**Supplied entries:**
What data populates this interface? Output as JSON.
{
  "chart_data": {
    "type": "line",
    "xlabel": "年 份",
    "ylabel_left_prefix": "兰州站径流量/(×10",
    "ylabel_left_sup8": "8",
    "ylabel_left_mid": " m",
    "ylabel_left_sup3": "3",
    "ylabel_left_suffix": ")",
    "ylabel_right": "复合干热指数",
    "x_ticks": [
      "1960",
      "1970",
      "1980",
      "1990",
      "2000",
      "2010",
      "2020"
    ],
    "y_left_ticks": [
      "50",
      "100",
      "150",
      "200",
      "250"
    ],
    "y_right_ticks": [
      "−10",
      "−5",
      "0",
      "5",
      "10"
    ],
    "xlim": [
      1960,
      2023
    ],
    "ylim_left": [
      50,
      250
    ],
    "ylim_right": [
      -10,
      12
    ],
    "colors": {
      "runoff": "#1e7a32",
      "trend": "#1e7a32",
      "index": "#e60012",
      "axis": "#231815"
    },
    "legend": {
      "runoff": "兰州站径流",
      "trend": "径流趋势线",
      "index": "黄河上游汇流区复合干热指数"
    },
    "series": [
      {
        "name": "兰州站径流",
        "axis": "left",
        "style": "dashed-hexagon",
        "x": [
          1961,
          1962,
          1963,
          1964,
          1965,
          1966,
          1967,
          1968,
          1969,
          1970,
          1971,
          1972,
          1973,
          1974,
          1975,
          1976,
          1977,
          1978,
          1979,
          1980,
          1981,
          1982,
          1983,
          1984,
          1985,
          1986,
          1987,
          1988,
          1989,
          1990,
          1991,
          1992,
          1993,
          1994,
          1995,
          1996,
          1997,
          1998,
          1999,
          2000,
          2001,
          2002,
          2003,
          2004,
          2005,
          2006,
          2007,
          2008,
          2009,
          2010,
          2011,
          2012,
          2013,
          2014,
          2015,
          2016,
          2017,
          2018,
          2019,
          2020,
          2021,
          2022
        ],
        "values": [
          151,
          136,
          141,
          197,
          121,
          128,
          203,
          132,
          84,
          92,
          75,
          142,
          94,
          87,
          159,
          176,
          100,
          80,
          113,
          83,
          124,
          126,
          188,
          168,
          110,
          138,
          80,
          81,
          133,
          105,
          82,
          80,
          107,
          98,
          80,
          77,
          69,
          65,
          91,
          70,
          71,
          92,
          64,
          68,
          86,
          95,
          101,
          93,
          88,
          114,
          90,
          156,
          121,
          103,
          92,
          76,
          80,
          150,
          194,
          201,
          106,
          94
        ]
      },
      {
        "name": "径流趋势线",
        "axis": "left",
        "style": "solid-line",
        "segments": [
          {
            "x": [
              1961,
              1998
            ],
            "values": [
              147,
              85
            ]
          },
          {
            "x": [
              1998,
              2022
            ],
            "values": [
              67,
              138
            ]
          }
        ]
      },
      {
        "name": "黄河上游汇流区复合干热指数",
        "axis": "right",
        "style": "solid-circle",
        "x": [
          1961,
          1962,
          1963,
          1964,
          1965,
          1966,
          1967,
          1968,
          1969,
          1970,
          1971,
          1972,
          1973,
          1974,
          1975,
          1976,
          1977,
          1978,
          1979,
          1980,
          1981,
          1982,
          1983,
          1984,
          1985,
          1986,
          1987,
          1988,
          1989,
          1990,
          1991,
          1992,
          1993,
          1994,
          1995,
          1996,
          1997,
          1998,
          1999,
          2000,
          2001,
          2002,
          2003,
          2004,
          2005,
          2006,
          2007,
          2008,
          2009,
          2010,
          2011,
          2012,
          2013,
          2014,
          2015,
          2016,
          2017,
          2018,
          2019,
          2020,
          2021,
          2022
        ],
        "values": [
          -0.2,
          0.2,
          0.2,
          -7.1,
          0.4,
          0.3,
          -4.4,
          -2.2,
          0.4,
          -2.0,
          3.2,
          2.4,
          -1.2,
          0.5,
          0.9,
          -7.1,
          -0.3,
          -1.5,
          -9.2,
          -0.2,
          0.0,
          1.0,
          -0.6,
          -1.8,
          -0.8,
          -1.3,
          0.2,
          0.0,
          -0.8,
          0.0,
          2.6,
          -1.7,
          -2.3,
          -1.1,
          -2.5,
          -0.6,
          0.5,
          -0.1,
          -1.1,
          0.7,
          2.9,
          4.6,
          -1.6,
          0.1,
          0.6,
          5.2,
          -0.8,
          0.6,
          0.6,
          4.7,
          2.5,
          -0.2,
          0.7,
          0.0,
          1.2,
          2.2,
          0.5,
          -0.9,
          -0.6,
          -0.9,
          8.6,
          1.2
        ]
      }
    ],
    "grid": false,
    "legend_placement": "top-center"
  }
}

**What to produce:** Pull out all lines from the listing that contain the string "name".

**Correct answer:**
        "name": "兰州站径流",
        "name": "径流趋势线",
        "name": "黄河上游汇流区复合干热指数",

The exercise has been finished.